YOUR GOAL: Write every record out again exactly as given.

LISTING:

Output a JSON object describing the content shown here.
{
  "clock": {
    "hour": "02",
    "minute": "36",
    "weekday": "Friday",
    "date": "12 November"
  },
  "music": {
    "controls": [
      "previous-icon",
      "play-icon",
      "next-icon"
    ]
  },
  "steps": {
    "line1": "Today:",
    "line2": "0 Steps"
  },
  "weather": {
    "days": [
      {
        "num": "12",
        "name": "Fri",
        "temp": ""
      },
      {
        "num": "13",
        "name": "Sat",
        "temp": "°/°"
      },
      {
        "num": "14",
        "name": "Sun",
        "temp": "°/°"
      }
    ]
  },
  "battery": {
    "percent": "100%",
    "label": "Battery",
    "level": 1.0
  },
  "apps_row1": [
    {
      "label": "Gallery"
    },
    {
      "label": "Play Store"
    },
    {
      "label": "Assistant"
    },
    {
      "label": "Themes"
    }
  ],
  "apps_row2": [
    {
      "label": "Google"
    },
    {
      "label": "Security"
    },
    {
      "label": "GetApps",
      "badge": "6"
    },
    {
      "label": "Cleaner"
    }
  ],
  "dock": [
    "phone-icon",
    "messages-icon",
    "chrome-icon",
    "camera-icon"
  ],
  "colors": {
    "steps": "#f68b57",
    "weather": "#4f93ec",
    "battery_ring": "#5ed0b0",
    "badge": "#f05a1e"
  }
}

COMPLETE OUTPUT:
Output a JSON object describing the content shown here.
{
  "clock": {
    "hour": "02",
    "minute": "36",
    "weekday": "Friday",
    "date": "12 November"
  },
  "music": {
    "controls": [
      "previous-icon",
      "play-icon",
      "next-icon"
    ]
  },
  "steps": {
    "line1": "Today:",
    "line2": "0 Steps"
  },
  "weather": {
    "days": [
      {
        "num": "12",
        "name": "Fri",
        "temp": ""
      },
      {
        "num": "13",
        "name": "Sat",
        "temp": "°/°"
      },
      {
        "num": "14",
        "name": "Sun",
        "temp": "°/°"
      }
    ]
  },
  "battery": {
    "percent": "100%",
    "label": "Battery",
    "level": 1.0
  },
  "apps_row1": [
    {
      "label": "Gallery"
    },
    {
      "label": "Play Store"
    },
    {
      "label": "Assistant"
    },
    {
      "label": "Themes"
    }
  ],
  "apps_row2": [
    {
      "label": "Google"
    },
    {
      "label": "Security"
    },
    {
      "label": "GetApps",
      "badge": "6"
    },
    {
      "label": "Cleaner"
    }
  ],
  "dock": [
    "phone-icon",
    "messages-icon",
    "chrome-icon",
    "camera-icon"
  ],
  "colors": {
    "steps": "#f68b57",
    "weather": "#4f93ec",
    "battery_ring": "#5ed0b0",
    "badge": "#f05a1e"
  }
}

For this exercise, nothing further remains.